■ **TO DO**
Gather the lines below that include the string "dashed", copying each in full.

|---|

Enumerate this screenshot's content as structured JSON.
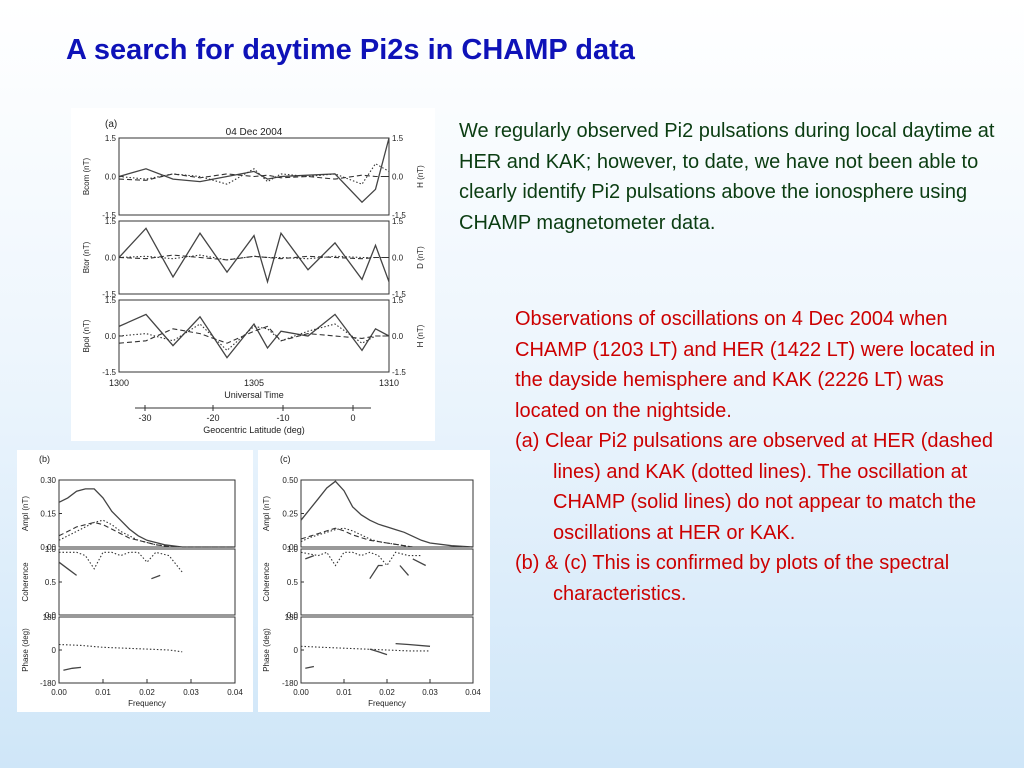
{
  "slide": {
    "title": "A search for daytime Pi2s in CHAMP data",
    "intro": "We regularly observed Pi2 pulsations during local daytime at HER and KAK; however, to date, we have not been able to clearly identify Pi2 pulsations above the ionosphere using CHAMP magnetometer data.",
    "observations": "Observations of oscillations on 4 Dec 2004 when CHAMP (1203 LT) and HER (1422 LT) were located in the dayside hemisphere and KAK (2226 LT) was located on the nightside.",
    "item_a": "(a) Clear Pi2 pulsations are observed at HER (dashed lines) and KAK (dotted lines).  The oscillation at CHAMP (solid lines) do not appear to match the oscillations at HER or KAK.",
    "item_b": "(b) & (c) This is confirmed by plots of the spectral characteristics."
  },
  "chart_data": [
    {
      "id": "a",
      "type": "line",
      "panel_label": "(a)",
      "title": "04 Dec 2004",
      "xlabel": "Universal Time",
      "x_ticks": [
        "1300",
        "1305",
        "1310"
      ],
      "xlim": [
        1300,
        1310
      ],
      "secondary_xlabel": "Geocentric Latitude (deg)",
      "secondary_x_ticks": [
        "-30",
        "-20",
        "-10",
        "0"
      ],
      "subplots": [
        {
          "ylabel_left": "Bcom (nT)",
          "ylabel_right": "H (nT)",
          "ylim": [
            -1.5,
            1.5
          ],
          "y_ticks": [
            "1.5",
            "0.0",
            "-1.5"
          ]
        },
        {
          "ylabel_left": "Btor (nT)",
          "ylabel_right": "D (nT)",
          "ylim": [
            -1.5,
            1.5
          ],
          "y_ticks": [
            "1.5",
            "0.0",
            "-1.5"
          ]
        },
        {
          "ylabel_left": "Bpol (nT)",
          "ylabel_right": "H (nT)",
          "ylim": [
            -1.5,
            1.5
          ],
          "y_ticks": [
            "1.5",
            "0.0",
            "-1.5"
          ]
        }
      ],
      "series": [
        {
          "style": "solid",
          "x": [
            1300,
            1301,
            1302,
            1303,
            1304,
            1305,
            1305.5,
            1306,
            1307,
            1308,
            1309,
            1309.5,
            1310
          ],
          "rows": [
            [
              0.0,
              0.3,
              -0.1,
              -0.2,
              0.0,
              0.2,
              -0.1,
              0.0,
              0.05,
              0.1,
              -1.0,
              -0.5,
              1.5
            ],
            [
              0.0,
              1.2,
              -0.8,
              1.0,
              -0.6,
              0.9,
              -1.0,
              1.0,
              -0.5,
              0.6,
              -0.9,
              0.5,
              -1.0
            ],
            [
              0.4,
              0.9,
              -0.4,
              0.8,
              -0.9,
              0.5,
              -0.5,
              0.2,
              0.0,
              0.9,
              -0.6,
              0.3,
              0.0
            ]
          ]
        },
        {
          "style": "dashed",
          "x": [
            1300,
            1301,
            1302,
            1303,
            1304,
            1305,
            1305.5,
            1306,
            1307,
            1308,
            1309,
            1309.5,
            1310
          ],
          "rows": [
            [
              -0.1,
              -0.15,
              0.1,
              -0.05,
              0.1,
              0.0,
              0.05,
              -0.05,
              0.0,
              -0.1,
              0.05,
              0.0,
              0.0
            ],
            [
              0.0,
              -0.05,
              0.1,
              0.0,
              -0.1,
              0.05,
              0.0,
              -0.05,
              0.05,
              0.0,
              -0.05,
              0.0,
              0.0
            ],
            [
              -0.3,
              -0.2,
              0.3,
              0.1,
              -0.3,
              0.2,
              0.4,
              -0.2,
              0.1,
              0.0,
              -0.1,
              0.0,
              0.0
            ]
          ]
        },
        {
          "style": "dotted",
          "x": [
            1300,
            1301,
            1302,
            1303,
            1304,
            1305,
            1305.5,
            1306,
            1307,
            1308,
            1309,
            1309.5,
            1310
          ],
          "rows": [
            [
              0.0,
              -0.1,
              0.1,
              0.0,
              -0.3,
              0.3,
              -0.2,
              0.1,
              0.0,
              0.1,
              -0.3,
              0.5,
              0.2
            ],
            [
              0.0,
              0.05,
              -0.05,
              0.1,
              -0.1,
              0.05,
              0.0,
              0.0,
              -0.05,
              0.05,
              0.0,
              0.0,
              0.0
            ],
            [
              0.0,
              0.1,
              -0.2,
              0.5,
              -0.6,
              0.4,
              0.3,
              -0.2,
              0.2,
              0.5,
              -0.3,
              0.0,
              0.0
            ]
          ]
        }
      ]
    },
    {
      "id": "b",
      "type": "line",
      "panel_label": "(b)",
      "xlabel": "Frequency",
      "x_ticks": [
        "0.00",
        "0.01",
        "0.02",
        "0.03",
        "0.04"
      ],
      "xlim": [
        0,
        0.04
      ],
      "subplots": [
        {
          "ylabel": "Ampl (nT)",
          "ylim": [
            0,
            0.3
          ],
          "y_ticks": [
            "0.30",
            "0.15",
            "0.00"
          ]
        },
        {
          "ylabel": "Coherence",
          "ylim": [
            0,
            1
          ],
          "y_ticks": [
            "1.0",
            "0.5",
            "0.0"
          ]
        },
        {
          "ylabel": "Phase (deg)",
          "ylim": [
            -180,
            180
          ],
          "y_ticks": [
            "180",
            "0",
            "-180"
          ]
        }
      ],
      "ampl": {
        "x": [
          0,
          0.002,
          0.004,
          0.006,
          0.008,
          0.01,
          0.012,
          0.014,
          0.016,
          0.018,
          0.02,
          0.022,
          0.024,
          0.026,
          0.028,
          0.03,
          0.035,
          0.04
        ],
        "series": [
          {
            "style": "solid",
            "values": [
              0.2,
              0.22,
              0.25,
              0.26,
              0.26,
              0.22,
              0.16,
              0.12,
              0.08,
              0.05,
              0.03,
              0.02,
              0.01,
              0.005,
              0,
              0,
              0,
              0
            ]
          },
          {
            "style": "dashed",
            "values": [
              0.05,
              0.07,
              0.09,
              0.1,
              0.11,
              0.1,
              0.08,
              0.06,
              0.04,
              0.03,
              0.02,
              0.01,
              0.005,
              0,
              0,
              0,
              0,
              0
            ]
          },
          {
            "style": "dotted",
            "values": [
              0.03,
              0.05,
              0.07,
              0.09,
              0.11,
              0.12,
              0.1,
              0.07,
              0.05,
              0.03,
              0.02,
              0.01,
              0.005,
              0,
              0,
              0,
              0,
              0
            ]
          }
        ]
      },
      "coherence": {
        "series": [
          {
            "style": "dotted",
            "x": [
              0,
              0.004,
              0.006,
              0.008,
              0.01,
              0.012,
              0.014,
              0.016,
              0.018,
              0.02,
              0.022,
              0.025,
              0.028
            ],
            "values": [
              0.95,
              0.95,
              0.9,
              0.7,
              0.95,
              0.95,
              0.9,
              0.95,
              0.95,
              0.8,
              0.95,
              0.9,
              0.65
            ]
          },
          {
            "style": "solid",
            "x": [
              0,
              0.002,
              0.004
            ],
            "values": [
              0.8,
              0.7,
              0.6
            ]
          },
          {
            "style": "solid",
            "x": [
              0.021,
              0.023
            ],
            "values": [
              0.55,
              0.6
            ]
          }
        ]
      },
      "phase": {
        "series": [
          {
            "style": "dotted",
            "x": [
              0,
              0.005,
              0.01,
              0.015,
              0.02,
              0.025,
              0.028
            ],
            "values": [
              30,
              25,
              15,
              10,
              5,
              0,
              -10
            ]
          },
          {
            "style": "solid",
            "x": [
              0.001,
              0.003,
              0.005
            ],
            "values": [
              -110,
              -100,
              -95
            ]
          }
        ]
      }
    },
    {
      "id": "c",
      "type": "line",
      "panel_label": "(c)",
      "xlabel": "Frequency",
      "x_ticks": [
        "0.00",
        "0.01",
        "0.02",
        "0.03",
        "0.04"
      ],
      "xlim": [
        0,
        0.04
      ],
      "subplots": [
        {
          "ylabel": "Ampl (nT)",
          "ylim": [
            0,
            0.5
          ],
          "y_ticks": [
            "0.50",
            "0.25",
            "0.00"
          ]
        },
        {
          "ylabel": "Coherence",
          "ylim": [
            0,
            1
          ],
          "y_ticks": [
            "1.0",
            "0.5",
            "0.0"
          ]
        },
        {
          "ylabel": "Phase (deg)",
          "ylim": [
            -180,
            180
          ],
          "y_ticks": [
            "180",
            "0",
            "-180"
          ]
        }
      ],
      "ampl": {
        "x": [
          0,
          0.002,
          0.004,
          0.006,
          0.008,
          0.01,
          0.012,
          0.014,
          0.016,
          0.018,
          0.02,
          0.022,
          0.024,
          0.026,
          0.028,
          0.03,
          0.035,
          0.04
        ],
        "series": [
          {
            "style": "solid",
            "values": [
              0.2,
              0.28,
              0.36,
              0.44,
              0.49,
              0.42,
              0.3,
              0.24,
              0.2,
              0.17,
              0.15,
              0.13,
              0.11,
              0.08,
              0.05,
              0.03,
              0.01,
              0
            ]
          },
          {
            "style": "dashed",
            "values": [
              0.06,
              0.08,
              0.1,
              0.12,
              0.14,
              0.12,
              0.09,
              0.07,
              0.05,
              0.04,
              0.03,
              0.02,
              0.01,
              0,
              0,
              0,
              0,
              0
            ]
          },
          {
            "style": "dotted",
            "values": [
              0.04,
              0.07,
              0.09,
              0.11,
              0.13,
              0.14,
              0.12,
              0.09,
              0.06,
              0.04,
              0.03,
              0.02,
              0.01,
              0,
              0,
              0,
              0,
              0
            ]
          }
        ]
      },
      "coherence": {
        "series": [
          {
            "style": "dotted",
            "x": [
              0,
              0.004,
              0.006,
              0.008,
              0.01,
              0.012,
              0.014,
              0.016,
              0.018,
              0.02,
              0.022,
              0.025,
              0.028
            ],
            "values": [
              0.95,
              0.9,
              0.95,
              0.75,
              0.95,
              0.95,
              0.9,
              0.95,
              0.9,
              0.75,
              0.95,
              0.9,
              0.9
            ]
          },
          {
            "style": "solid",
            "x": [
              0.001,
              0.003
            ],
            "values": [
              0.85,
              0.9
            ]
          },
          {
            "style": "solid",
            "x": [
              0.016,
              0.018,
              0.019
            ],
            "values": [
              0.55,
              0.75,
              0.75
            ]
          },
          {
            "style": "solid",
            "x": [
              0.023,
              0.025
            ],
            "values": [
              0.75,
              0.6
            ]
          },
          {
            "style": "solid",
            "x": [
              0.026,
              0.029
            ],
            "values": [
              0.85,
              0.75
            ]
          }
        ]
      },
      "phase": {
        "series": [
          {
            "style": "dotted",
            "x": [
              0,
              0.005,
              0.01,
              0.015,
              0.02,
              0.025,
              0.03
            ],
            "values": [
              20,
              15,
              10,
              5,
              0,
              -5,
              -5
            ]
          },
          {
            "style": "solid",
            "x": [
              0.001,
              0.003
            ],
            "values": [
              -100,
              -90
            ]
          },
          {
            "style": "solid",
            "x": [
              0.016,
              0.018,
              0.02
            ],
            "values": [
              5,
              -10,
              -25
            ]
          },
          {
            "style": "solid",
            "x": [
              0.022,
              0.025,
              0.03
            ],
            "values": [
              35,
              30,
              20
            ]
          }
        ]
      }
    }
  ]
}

|---|

■ **REPLY**
    "item_a": "(a) Clear Pi2 pulsations are observed at HER (dashed lines) and KAK (dotted lines).  The oscillation at CHAMP (solid lines) do not appear to match the oscillations at HER or KAK.",
          "style": "dashed",
            "style": "dashed",
            "style": "dashed",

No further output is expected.